***** Items *****

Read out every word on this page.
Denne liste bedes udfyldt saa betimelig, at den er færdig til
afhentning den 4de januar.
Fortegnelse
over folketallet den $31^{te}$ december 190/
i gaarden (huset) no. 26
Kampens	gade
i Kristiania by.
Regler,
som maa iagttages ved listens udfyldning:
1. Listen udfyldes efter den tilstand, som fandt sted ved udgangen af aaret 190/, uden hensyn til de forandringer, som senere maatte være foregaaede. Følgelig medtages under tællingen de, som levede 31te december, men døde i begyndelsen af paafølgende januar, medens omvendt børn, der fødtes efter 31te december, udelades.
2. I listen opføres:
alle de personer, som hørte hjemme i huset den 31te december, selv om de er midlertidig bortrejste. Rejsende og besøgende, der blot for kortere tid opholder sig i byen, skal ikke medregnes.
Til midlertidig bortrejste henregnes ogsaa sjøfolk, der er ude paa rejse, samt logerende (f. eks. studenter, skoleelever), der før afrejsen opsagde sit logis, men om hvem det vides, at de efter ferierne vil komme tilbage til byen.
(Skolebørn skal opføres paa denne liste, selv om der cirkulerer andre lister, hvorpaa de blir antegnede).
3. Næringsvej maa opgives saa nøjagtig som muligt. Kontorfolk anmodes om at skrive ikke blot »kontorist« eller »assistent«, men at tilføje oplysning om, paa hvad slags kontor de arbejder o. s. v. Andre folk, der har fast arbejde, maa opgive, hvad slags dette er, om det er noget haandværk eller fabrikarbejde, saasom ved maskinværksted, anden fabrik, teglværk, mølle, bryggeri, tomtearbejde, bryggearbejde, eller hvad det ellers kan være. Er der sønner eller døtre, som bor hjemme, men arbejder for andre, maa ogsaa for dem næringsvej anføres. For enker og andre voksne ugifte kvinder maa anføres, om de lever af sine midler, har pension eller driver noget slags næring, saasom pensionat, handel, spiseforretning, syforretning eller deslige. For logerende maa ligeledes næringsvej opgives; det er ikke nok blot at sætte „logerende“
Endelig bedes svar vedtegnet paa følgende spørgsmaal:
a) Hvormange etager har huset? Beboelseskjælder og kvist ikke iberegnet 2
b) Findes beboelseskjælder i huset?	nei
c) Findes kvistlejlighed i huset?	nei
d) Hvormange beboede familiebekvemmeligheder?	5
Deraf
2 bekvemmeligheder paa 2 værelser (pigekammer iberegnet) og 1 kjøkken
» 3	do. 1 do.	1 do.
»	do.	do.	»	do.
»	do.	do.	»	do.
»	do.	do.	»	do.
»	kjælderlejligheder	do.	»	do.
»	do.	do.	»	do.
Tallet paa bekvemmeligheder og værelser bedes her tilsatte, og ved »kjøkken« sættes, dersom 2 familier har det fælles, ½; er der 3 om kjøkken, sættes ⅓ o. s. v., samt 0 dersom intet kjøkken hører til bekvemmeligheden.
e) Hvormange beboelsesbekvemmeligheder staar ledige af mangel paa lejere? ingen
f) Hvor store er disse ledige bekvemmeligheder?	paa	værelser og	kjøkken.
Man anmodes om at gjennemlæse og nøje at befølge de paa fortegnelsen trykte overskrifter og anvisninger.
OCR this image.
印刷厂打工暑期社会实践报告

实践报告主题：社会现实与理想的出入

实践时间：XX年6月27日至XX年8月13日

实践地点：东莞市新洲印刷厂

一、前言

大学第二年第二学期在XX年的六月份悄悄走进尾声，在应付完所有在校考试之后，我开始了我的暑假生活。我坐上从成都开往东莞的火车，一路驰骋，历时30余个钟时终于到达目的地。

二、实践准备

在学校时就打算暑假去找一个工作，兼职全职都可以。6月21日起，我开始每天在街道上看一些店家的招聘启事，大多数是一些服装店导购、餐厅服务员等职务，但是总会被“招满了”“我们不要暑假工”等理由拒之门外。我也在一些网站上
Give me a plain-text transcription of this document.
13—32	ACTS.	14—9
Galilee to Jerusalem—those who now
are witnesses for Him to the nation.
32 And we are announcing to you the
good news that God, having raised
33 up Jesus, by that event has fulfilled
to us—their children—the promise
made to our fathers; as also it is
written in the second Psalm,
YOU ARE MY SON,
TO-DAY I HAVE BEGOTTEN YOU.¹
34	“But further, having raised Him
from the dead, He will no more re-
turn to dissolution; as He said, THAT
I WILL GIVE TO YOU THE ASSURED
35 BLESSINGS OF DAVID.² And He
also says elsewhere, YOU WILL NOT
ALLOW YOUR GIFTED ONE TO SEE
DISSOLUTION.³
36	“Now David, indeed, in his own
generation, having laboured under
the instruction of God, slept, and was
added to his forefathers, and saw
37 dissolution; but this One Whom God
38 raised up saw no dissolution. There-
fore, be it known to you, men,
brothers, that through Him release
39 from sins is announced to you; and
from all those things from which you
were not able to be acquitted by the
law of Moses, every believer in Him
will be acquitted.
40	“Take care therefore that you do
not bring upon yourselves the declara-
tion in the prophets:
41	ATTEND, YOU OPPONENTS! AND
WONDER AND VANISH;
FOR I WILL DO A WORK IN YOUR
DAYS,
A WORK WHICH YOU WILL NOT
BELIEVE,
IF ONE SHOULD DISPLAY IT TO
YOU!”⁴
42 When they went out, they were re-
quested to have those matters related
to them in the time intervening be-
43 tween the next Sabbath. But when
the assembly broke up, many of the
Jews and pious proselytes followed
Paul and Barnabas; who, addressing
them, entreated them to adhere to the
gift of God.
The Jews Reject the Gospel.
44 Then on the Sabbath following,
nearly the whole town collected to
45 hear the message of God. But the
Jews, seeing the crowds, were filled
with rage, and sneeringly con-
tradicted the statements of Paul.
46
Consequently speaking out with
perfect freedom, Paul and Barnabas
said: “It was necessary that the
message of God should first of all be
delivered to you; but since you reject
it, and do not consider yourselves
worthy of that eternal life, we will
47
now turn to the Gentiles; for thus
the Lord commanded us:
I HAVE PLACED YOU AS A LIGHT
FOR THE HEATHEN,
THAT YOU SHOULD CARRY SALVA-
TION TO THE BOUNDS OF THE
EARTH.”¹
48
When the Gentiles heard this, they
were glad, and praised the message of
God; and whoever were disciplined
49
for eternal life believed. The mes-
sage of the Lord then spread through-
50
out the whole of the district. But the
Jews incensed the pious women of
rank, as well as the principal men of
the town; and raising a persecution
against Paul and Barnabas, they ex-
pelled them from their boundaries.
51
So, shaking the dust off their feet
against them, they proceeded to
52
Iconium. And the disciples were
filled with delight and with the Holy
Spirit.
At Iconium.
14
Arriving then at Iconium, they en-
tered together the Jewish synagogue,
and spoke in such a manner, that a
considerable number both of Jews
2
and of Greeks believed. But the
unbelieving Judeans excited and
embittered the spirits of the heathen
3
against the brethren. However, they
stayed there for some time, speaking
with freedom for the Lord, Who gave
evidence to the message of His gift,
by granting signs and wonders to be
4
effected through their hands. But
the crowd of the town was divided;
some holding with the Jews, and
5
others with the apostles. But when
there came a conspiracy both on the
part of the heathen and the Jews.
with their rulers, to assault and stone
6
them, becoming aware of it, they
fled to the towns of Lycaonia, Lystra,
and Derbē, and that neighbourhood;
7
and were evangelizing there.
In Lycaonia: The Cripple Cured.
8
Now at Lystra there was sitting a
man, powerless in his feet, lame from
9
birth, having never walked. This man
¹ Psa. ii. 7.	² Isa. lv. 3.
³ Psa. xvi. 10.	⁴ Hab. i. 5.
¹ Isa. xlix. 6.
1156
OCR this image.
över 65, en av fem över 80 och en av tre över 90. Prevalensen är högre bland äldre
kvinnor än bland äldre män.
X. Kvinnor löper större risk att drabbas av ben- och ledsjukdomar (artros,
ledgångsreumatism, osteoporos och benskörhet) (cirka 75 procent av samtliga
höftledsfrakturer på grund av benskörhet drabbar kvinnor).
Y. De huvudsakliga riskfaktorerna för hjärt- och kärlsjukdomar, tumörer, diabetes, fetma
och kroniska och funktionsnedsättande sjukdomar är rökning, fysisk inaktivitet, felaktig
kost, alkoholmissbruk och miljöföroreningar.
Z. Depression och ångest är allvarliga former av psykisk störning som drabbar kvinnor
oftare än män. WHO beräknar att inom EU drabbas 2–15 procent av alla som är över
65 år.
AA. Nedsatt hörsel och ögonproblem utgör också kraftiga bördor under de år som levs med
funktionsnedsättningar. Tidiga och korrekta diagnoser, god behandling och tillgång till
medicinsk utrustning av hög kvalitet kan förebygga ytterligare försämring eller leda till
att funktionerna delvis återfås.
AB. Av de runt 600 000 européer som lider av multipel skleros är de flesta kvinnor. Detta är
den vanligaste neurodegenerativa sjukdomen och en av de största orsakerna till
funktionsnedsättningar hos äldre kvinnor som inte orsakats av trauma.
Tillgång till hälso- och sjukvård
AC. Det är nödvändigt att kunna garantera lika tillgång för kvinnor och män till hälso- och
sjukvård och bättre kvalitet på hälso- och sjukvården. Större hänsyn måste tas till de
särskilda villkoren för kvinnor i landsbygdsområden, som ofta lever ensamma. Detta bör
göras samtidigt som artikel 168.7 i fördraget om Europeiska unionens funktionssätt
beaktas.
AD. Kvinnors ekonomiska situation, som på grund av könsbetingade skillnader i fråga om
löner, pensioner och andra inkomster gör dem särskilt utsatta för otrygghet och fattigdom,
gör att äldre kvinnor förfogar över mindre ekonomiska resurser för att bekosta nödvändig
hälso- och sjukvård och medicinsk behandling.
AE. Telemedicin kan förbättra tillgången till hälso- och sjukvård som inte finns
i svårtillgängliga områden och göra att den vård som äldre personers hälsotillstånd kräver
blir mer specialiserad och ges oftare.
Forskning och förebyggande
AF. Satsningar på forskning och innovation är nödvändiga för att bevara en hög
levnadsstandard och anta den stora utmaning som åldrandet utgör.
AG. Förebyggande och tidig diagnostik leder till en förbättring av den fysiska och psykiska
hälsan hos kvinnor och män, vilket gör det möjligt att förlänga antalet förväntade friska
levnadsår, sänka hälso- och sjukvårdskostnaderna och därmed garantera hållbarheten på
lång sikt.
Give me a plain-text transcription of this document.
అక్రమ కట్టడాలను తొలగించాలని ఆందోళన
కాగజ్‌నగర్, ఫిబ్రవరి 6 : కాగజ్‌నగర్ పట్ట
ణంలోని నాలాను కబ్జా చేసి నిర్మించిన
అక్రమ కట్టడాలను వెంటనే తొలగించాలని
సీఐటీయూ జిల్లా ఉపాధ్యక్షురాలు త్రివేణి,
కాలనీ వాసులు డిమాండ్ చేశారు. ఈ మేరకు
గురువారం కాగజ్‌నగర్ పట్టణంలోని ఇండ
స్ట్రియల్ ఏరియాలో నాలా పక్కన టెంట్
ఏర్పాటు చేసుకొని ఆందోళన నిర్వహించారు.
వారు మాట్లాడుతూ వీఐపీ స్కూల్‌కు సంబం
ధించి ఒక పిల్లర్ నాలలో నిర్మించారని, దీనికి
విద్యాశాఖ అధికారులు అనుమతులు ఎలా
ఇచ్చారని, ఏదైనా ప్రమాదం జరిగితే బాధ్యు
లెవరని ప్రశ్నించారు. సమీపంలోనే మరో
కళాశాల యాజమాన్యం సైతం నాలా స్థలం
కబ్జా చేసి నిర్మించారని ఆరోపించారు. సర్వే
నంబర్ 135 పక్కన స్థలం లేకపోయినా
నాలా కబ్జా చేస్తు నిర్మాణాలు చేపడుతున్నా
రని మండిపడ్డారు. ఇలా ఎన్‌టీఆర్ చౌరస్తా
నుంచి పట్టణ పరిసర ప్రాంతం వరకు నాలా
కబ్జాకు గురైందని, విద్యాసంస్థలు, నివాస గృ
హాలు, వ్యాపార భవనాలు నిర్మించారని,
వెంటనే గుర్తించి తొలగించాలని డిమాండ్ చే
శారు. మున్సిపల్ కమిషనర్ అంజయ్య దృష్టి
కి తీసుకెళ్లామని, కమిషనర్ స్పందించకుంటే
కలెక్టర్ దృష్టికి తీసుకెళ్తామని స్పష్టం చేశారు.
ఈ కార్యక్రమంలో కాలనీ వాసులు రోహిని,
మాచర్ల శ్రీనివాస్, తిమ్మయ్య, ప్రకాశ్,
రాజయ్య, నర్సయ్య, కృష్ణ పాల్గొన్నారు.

*****

What the task requires: Consider the entries above and return each line with the string "utgör".

Completed task:
AA. Nedsatt hörsel och ögonproblem utgör också kraftiga bördor under de år som levs med
levnadsstandard och anta den stora utmaning som åldrandet utgör.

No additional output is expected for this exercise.